··· Data shown

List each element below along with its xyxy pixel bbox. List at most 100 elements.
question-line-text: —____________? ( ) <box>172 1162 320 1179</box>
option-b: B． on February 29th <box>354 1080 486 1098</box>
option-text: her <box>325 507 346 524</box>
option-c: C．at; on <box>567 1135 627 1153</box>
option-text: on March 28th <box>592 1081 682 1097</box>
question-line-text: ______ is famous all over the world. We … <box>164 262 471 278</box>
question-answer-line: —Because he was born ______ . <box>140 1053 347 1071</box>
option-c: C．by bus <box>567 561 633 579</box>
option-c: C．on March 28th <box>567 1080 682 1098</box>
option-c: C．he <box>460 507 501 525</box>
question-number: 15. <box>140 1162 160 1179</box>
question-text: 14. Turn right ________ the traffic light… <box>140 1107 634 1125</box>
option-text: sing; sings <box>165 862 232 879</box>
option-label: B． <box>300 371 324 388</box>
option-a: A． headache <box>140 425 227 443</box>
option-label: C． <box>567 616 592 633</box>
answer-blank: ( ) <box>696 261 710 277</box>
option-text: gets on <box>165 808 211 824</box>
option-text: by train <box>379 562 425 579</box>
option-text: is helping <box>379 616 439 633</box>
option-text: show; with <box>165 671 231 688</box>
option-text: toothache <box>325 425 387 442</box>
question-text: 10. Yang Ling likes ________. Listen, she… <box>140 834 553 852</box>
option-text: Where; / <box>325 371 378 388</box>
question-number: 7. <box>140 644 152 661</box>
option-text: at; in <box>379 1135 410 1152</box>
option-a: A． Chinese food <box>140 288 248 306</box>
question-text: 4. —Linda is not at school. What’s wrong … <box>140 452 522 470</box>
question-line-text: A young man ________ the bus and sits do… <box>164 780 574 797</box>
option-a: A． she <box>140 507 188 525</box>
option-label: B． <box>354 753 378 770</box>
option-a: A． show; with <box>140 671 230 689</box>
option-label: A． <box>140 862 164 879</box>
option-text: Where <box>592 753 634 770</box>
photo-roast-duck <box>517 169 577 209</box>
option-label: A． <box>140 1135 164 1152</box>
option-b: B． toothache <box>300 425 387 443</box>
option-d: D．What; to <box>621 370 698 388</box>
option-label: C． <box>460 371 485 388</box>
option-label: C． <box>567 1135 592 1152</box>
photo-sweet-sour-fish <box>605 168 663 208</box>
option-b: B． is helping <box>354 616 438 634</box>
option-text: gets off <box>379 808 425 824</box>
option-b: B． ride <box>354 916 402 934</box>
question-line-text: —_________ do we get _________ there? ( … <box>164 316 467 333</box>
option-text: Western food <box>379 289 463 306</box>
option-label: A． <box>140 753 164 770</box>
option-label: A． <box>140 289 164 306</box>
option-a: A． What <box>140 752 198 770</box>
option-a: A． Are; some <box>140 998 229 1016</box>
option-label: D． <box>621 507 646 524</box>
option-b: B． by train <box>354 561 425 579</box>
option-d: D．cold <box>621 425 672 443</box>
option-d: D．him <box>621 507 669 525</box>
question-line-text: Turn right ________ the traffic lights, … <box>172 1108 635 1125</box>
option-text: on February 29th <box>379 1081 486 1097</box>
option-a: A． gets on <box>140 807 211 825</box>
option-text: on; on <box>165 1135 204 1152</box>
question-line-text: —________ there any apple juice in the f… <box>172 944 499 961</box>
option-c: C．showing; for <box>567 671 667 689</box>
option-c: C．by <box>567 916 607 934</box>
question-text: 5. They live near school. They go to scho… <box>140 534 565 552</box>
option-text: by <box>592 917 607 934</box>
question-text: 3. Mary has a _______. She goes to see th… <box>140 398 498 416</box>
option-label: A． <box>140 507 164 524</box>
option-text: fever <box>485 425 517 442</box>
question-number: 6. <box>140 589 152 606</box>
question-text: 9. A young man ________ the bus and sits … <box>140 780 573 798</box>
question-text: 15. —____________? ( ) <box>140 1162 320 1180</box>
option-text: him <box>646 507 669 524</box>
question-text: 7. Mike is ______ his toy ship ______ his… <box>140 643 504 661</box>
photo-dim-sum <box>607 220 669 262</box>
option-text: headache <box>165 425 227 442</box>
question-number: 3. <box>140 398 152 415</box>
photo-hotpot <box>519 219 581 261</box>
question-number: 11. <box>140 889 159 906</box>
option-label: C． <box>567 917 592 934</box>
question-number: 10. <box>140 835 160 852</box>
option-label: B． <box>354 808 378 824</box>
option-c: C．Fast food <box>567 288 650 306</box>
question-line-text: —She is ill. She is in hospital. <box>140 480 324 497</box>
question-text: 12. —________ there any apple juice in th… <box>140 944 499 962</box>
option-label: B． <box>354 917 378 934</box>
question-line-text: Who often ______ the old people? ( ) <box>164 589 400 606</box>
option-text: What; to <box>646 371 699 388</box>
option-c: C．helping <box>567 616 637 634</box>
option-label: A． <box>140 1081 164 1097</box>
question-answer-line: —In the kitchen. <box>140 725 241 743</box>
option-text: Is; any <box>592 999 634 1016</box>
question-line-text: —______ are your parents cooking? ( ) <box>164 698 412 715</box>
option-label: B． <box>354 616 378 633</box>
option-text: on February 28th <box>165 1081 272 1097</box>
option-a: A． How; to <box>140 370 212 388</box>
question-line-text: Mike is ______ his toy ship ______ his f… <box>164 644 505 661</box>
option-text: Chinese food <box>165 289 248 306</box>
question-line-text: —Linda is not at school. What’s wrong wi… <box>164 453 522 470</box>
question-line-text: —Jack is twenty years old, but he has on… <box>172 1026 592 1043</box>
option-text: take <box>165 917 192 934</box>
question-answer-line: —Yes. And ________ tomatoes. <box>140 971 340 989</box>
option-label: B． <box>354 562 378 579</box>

······

• _Description of the task_
Convert every line of the records above into a Markdown table with the columns "Row" and "Line". Number each row and skip any blank lines.

• _Output of the exercise_
| Row | Line |
|---|---|
| 1 | List each element below along with its xyxy pixel bbox. List at most 100 elements. |
| 2 | question-line-text: —____________? ( ) <box>172 1162 320 1179</box> |
| 3 | option-b: B． on February 29th <box>354 1080 486 1098</box> |
| 4 | option-text: her <box>325 507 346 524</box> |
| 5 | option-c: C．at; on <box>567 1135 627 1153</box> |
| 6 | option-text: on March 28th <box>592 1081 682 1097</box> |
| 7 | question-line-text: ______ is famous all over the world. We … <box>164 262 471 278</box> |
| 8 | question-answer-line: —Because he was born ______ . <box>140 1053 347 1071</box> |
| 9 | option-c: C．by bus <box>567 561 633 579</box> |
| 10 | option-c: C．on March 28th <box>567 1080 682 1098</box> |
| 11 | option-c: C．he <box>460 507 501 525</box> |
| 12 | question-number: 15. <box>140 1162 160 1179</box> |
| 13 | question-text: 14. Turn right ________ the traffic light… <box>140 1107 634 1125</box> |
| 14 | option-text: sing; sings <box>165 862 232 879</box> |
| 15 | option-label: B． <box>300 371 324 388</box> |
| 16 | option-a: A． headache <box>140 425 227 443</box> |
| 17 | option-label: C． <box>567 616 592 633</box> |
| 18 | answer-blank: ( ) <box>696 261 710 277</box> |
| 19 | option-text: gets on <box>165 808 211 824</box> |
| 20 | option-text: by train <box>379 562 425 579</box> |
| 21 | option-text: is helping <box>379 616 439 633</box> |
| 22 | option-text: show; with <box>165 671 231 688</box> |
| 23 | option-text: toothache <box>325 425 387 442</box> |
| 24 | question-text: 10. Yang Ling likes ________. Listen, she… <box>140 834 553 852</box> |
| 25 | option-text: Where; / <box>325 371 378 388</box> |
| 26 | question-number: 7. <box>140 644 152 661</box> |
| 27 | option-text: at; in <box>379 1135 410 1152</box> |
| 28 | option-a: A． Chinese food <box>140 288 248 306</box> |
| 29 | question-text: 4. —Linda is not at school. What’s wrong … <box>140 452 522 470</box> |
| 30 | question-line-text: A young man ________ the bus and sits do… <box>164 780 574 797</box> |
| 31 | option-a: A． she <box>140 507 188 525</box> |
| 32 | option-label: B． <box>354 753 378 770</box> |
| 33 | option-a: A． show; with <box>140 671 230 689</box> |
| 34 | option-label: A． <box>140 862 164 879</box> |
| 35 | option-text: Where <box>592 753 634 770</box> |
| 36 | photo-roast-duck <box>517 169 577 209</box> |
| 37 | option-label: A． <box>140 1135 164 1152</box> |
| 38 | option-b: B． toothache <box>300 425 387 443</box> |
| 39 | option-d: D．What; to <box>621 370 698 388</box> |
| 40 | option-label: C． <box>460 371 485 388</box> |
| 41 | option-label: C． <box>567 1135 592 1152</box> |
| 42 | photo-sweet-sour-fish <box>605 168 663 208</box> |
| 43 | option-b: B． is helping <box>354 616 438 634</box> |
| 44 | option-text: gets off <box>379 808 425 824</box> |
| 45 | option-b: B． ride <box>354 916 402 934</box> |
| 46 | question-line-text: —_________ do we get _________ there? ( … <box>164 316 467 333</box> |
| 47 | option-text: Western food <box>379 289 463 306</box> |
| 48 | option-label: A． <box>140 753 164 770</box> |
| 49 | option-label: A． <box>140 289 164 306</box> |
| 50 | option-a: A． What <box>140 752 198 770</box> |
| 51 | option-a: A． Are; some <box>140 998 229 1016</box> |
| 52 | option-label: D． <box>621 507 646 524</box> |
| 53 | option-b: B． by train <box>354 561 425 579</box> |
| 54 | option-d: D．cold <box>621 425 672 443</box> |
| 55 | option-d: D．him <box>621 507 669 525</box> |
| 56 | question-line-text: Turn right ________ the traffic lights, … <box>172 1108 635 1125</box> |
| 57 | option-text: on February 29th <box>379 1081 486 1097</box> |
| 58 | option-a: A． gets on <box>140 807 211 825</box> |
| 59 | option-text: on; on <box>165 1135 204 1152</box> |
| 60 | question-line-text: —________ there any apple juice in the f… <box>172 944 499 961</box> |
| 61 | option-c: C．showing; for <box>567 671 667 689</box> |
| 62 | option-c: C．by <box>567 916 607 934</box> |
| 63 | question-text: 5. They live near school. They go to scho… <box>140 534 565 552</box> |
| 64 | option-text: by <box>592 917 607 934</box> |
| 65 | question-text: 3. Mary has a _______. She goes to see th… <box>140 398 498 416</box> |
| 66 | option-label: A． <box>140 507 164 524</box> |
| 67 | option-text: fever <box>485 425 517 442</box> |
| 68 | question-number: 6. <box>140 589 152 606</box> |
| 69 | question-text: 9. A young man ________ the bus and sits … <box>140 780 573 798</box> |
| 70 | question-text: 15. —____________? ( ) <box>140 1162 320 1180</box> |
| 71 | option-text: him <box>646 507 669 524</box> |
| 72 | question-text: 7. Mike is ______ his toy ship ______ his… <box>140 643 504 661</box> |
| 73 | photo-dim-sum <box>607 220 669 262</box> |
| 74 | option-text: headache <box>165 425 227 442</box> |
| 75 | question-number: 3. <box>140 398 152 415</box> |
| 76 | photo-hotpot <box>519 219 581 261</box> |
| 77 | question-number: 11. <box>140 889 159 906</box> |
| 78 | option-label: C． <box>567 917 592 934</box> |
| 79 | question-number: 10. <box>140 835 160 852</box> |
| 80 | option-label: B． <box>354 808 378 824</box> |
| 81 | option-c: C．Fast food <box>567 288 650 306</box> |
| 82 | question-line-text: —She is ill. She is in hospital. <box>140 480 324 497</box> |
| 83 | question-text: 12. —________ there any apple juice in th… <box>140 944 499 962</box> |
| 84 | option-label: B． <box>354 917 378 934</box> |
| 85 | question-line-text: Who often ______ the old people? ( ) <box>164 589 400 606</box> |
| 86 | option-text: What; to <box>646 371 699 388</box> |
| 87 | option-c: C．helping <box>567 616 637 634</box> |
| 88 | option-label: A． <box>140 1081 164 1097</box> |
| 89 | question-answer-line: —In the kitchen. <box>140 725 241 743</box> |
| 90 | option-text: Is; any <box>592 999 634 1016</box> |
| 91 | question-line-text: —______ are your parents cooking? ( ) <box>164 698 412 715</box> |
| 92 | option-label: B． <box>354 616 378 633</box> |
| 93 | option-text: on February 28th <box>165 1081 272 1097</box> |
| 94 | option-a: A． How; to <box>140 370 212 388</box> |
| 95 | question-line-text: Mike is ______ his toy ship ______ his f… <box>164 644 505 661</box> |
| 96 | option-text: Chinese food <box>165 289 248 306</box> |
| 97 | question-line-text: —Linda is not at school. What’s wrong wi… <box>164 453 522 470</box> |
| 98 | question-line-text: —Jack is twenty years old, but he has on… <box>172 1026 592 1043</box> |
| 99 | option-text: take <box>165 917 192 934</box> |
| 100 | question-answer-line: —Yes. And ________ tomatoes. <box>140 971 340 989</box> |
| 101 | option-label: B． <box>354 562 378 579</box> |